◆ AIM OF THE EXERCISE
Would you copy only the lines below, from the one containing "Output a JSON" through the very last one, leaving the pictures out?
**** RECORDED INFORMATION ****
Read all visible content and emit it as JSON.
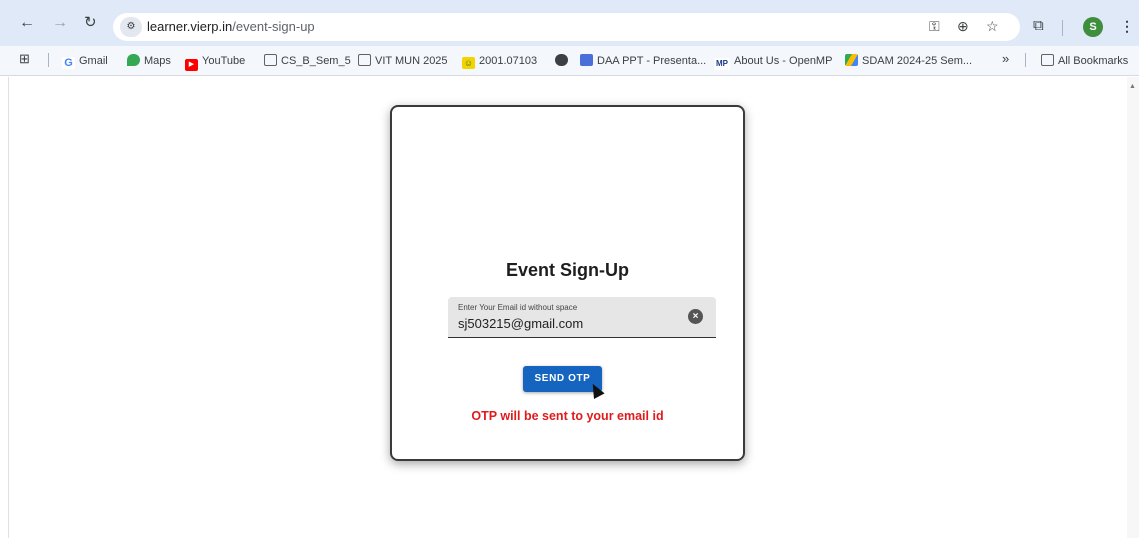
{
  "browser": {
    "url_host": "learner.vierp.in",
    "url_path": "/event-sign-up",
    "profile_initial": "S",
    "colors": {
      "chrome": "#dfe9f7",
      "profile": "#3e8e3e"
    }
  },
  "bookmarks": {
    "items": [
      {
        "label": "Gmail",
        "icon": "google-icon"
      },
      {
        "label": "Maps",
        "icon": "maps-pin-icon"
      },
      {
        "label": "YouTube",
        "icon": "youtube-icon"
      },
      {
        "label": "CS_B_Sem_5",
        "icon": "folder-icon"
      },
      {
        "label": "VIT MUN 2025",
        "icon": "folder-icon"
      },
      {
        "label": "2001.07103",
        "icon": "smiley-icon"
      },
      {
        "label": "",
        "icon": "globe-icon"
      },
      {
        "label": "DAA PPT - Presenta...",
        "icon": "slides-icon"
      },
      {
        "label": "About Us - OpenMP",
        "icon": "openmp-icon"
      },
      {
        "label": "SDAM 2024-25 Sem...",
        "icon": "drive-icon"
      }
    ],
    "overflow": "»",
    "all_bookmarks": "All Bookmarks"
  },
  "form": {
    "title": "Event Sign-Up",
    "email_label": "Enter Your Email id without space",
    "email_value": "sj503215@gmail.com",
    "send_button": "SEND OTP",
    "note": "OTP will be sent to your email id",
    "colors": {
      "button": "#1565c0",
      "note": "#e01b1b"
    }
  }
}
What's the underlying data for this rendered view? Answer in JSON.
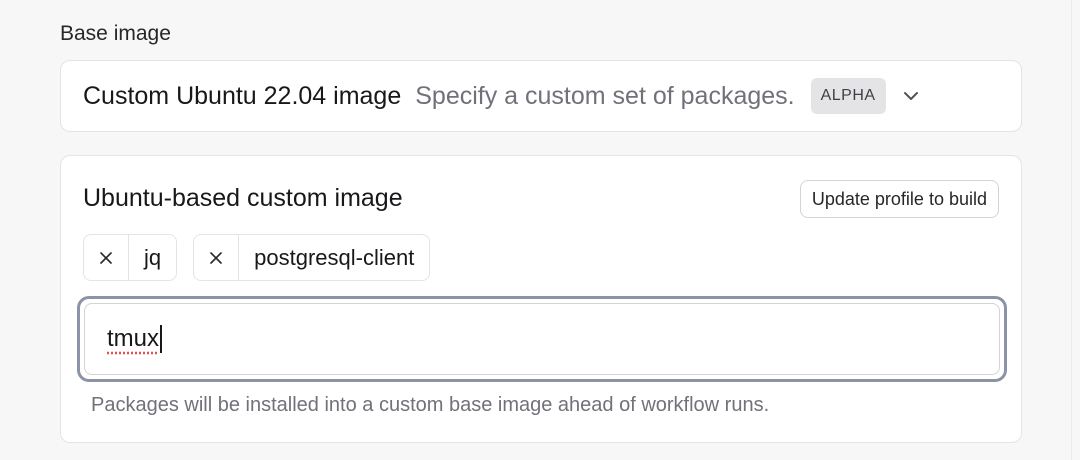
{
  "base_image": {
    "label": "Base image",
    "selected_title": "Custom Ubuntu 22.04 image",
    "selected_description": "Specify a custom set of packages.",
    "badge": "ALPHA",
    "chevron_icon": "chevron-down-icon"
  },
  "custom_image": {
    "title": "Ubuntu-based custom image",
    "build_button": "Update profile to build",
    "packages": [
      {
        "name": "jq",
        "remove_icon": "close-icon"
      },
      {
        "name": "postgresql-client",
        "remove_icon": "close-icon"
      }
    ],
    "input_value": "tmux",
    "help_text": "Packages will be installed into a custom base image ahead of workflow runs."
  },
  "colors": {
    "focus_ring": "#8a94a6",
    "badge_bg": "#e4e4e7",
    "muted_text": "#71717a",
    "spellcheck": "#e05252"
  }
}
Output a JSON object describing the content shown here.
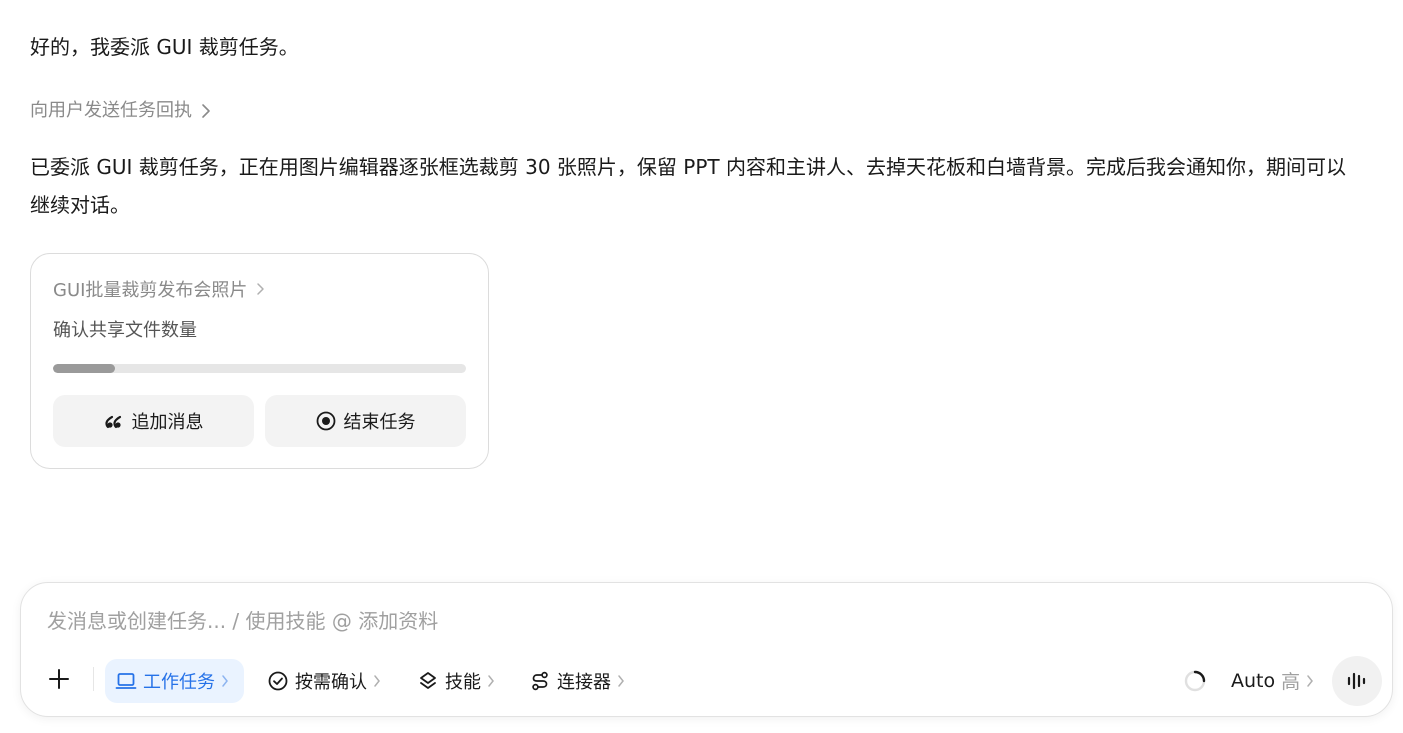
{
  "conversation": {
    "message_1": "好的，我委派 GUI 裁剪任务。",
    "receipt_link": "向用户发送任务回执",
    "message_2": "已委派 GUI 裁剪任务，正在用图片编辑器逐张框选裁剪 30 张照片，保留 PPT 内容和主讲人、去掉天花板和白墙背景。完成后我会通知你，期间可以继续对话。"
  },
  "task_card": {
    "title": "GUI批量裁剪发布会照片",
    "status": "确认共享文件数量",
    "progress_fraction": 0.15,
    "add_message_label": "追加消息",
    "end_task_label": "结束任务"
  },
  "composer": {
    "placeholder": "发消息或创建任务... / 使用技能 @ 添加资料",
    "tools": {
      "work_task": "工作任务",
      "confirm_on_demand": "按需确认",
      "skills": "技能",
      "connectors": "连接器"
    },
    "model_name": "Auto",
    "model_level": "高"
  },
  "colors": {
    "accent": "#2672e8",
    "accent_bg": "#eaf3ff",
    "muted_text": "#8a8a8a"
  }
}
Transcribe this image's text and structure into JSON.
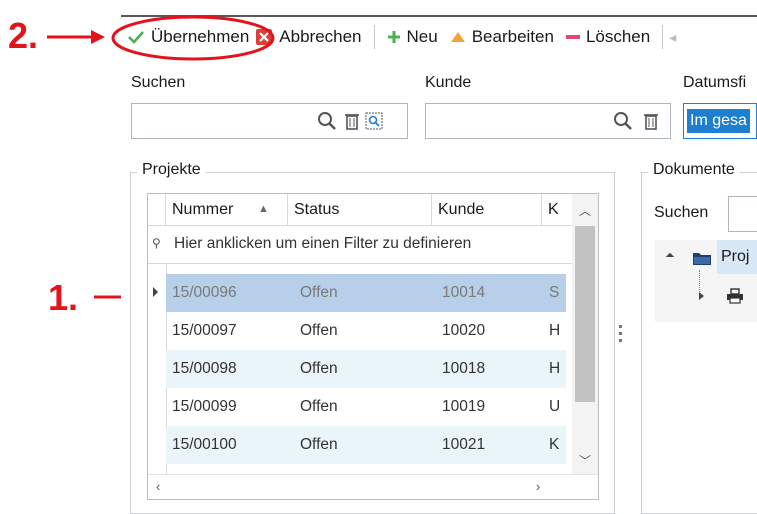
{
  "annotations": {
    "step1": "1.",
    "step2": "2."
  },
  "toolbar": {
    "uebernehmen": "Übernehmen",
    "abbrechen": "Abbrechen",
    "neu": "Neu",
    "bearbeiten": "Bearbeiten",
    "loeschen": "Löschen"
  },
  "filters": {
    "suchen_label": "Suchen",
    "suchen_value": "",
    "kunde_label": "Kunde",
    "kunde_value": "",
    "datum_label": "Datumsfi",
    "datum_value": "Im gesa"
  },
  "projekte": {
    "title": "Projekte",
    "columns": [
      "Nummer",
      "Status",
      "Kunde",
      "K"
    ],
    "filter_hint": "Hier anklicken um einen Filter zu definieren",
    "rows": [
      {
        "nummer": "15/00096",
        "status": "Offen",
        "kunde": "10014",
        "k": "S"
      },
      {
        "nummer": "15/00097",
        "status": "Offen",
        "kunde": "10020",
        "k": "H"
      },
      {
        "nummer": "15/00098",
        "status": "Offen",
        "kunde": "10018",
        "k": "H"
      },
      {
        "nummer": "15/00099",
        "status": "Offen",
        "kunde": "10019",
        "k": "U"
      },
      {
        "nummer": "15/00100",
        "status": "Offen",
        "kunde": "10021",
        "k": "K"
      }
    ]
  },
  "dokumente": {
    "title": "Dokumente",
    "suchen_label": "Suchen",
    "tree_root": "Proj"
  },
  "colors": {
    "accent": "#1e7fd0",
    "selection": "#b7cfe8",
    "annotation": "#e3131b"
  }
}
****
◆ COMPLETE RESPONSE
Output a JSON object describing the content shown here.
{
  "conversation": {
    "message_1": "好的，我委派 GUI 裁剪任务。",
    "receipt_link": "向用户发送任务回执",
    "message_2": "已委派 GUI 裁剪任务，正在用图片编辑器逐张框选裁剪 30 张照片，保留 PPT 内容和主讲人、去掉天花板和白墙背景。完成后我会通知你，期间可以继续对话。"
  },
  "task_card": {
    "title": "GUI批量裁剪发布会照片",
    "status": "确认共享文件数量",
    "progress_fraction": 0.15,
    "add_message_label": "追加消息",
    "end_task_label": "结束任务"
  },
  "composer": {
    "placeholder": "发消息或创建任务... / 使用技能 @ 添加资料",
    "tools": {
      "work_task": "工作任务",
      "confirm_on_demand": "按需确认",
      "skills": "技能",
      "connectors": "连接器"
    },
    "model_name": "Auto",
    "model_level": "高"
  },
  "colors": {
    "accent": "#2672e8",
    "accent_bg": "#eaf3ff",
    "muted_text": "#8a8a8a"
  }
}
Transcribe this image's text and structure into JSON.
{
  "annotations": {
    "step1": "1.",
    "step2": "2."
  },
  "toolbar": {
    "uebernehmen": "Übernehmen",
    "abbrechen": "Abbrechen",
    "neu": "Neu",
    "bearbeiten": "Bearbeiten",
    "loeschen": "Löschen"
  },
  "filters": {
    "suchen_label": "Suchen",
    "suchen_value": "",
    "kunde_label": "Kunde",
    "kunde_value": "",
    "datum_label": "Datumsfi",
    "datum_value": "Im gesa"
  },
  "projekte": {
    "title": "Projekte",
    "columns": [
      "Nummer",
      "Status",
      "Kunde",
      "K"
    ],
    "filter_hint": "Hier anklicken um einen Filter zu definieren",
    "rows": [
      {
        "nummer": "15/00096",
        "status": "Offen",
        "kunde": "10014",
        "k": "S"
      },
      {
        "nummer": "15/00097",
        "status": "Offen",
        "kunde": "10020",
        "k": "H"
      },
      {
        "nummer": "15/00098",
        "status": "Offen",
        "kunde": "10018",
        "k": "H"
      },
      {
        "nummer": "15/00099",
        "status": "Offen",
        "kunde": "10019",
        "k": "U"
      },
      {
        "nummer": "15/00100",
        "status": "Offen",
        "kunde": "10021",
        "k": "K"
      }
    ]
  },
  "dokumente": {
    "title": "Dokumente",
    "suchen_label": "Suchen",
    "tree_root": "Proj"
  },
  "colors": {
    "accent": "#1e7fd0",
    "selection": "#b7cfe8",
    "annotation": "#e3131b"
  }
}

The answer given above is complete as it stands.